##### ИСХОДНЫЕ ДАННЫЕ #####

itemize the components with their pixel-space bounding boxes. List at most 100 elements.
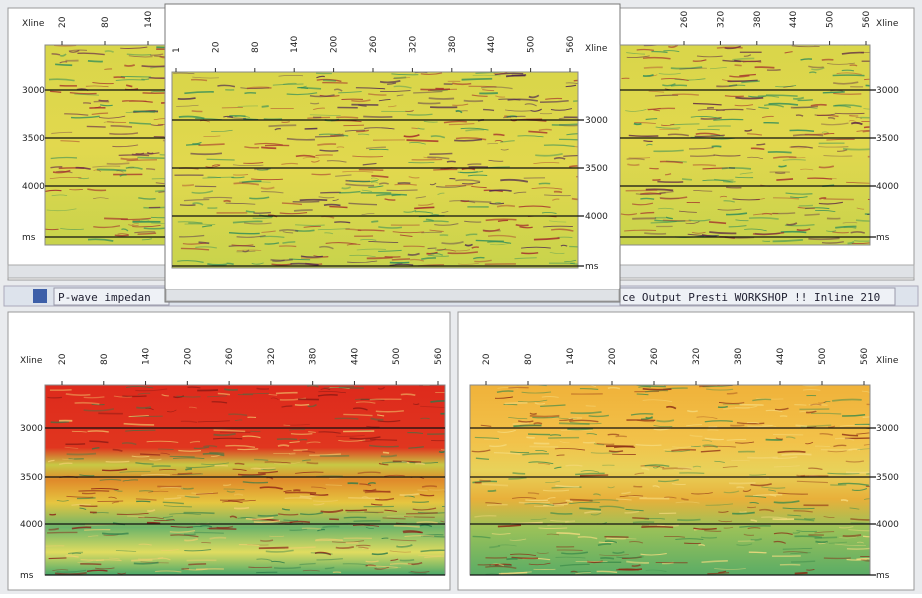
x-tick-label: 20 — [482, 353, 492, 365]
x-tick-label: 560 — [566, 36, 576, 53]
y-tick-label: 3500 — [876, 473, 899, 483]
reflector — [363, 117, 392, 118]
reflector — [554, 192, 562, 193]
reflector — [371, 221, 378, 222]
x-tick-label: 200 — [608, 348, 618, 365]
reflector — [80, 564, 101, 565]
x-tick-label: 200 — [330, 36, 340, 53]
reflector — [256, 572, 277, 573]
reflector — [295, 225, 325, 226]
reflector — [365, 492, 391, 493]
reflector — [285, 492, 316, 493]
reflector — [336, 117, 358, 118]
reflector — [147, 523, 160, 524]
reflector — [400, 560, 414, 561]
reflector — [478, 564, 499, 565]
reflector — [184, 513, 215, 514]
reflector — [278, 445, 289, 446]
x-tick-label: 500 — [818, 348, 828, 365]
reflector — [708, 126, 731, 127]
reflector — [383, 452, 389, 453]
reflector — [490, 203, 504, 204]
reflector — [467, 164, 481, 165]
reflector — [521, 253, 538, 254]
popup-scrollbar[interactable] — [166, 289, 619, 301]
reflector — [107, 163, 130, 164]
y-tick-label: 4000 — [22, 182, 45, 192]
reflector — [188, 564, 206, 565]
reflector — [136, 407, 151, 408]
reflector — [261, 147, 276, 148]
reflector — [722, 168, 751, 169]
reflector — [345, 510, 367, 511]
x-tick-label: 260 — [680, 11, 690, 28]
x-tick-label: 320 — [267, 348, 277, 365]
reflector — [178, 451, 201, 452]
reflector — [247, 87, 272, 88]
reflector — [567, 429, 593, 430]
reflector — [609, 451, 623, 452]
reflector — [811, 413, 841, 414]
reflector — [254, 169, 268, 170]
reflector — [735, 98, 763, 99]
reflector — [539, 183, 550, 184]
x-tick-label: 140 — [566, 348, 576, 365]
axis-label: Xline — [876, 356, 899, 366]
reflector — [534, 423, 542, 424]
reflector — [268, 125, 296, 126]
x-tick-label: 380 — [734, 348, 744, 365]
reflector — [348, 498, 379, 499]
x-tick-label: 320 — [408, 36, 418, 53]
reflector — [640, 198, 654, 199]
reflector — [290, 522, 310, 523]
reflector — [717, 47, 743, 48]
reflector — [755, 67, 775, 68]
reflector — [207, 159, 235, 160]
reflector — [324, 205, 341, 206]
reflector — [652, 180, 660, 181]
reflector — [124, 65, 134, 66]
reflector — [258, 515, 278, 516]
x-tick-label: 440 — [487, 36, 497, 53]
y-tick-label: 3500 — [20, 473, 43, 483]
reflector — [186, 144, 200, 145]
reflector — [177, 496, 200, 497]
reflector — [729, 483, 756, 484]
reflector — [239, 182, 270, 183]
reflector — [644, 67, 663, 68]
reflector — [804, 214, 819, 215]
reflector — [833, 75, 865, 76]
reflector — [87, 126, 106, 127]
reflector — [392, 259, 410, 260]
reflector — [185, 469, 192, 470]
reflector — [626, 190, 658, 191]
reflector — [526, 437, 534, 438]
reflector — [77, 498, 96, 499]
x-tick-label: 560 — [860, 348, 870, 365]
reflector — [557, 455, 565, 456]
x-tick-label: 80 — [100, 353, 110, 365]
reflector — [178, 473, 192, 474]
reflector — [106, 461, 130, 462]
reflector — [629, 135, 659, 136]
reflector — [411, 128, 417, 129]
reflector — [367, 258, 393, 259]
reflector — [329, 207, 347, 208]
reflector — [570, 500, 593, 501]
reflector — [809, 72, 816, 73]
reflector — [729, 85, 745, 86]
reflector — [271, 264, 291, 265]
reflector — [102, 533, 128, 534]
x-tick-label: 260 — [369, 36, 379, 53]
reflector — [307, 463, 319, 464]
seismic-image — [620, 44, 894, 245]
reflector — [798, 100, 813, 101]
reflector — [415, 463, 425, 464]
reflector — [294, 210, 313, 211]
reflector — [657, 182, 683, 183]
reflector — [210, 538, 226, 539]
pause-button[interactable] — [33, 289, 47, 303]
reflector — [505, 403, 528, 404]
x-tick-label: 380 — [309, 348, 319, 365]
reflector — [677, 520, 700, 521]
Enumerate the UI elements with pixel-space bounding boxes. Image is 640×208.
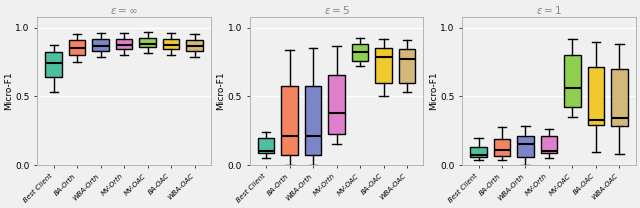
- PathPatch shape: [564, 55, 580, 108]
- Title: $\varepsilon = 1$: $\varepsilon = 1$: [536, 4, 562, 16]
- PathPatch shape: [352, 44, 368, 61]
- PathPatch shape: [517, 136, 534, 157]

#####

→ **ЗАДАНИЕ**:
Замените «shape» на «figure» во всех строках материала, начиная со строки с «- PathPatch shape: [564, 55, 580, 108]» и до самого конца, и приведите эти строки. Всё остальное оставьте без изменений.

→ **РЕЗУЛЬТАТ**:
- PathPatch figure: [564, 55, 580, 108]
- Title: $\varepsilon = 1$: $\varepsilon = 1$: [536, 4, 562, 16]
- PathPatch figure: [352, 44, 368, 61]
- PathPatch figure: [517, 136, 534, 157]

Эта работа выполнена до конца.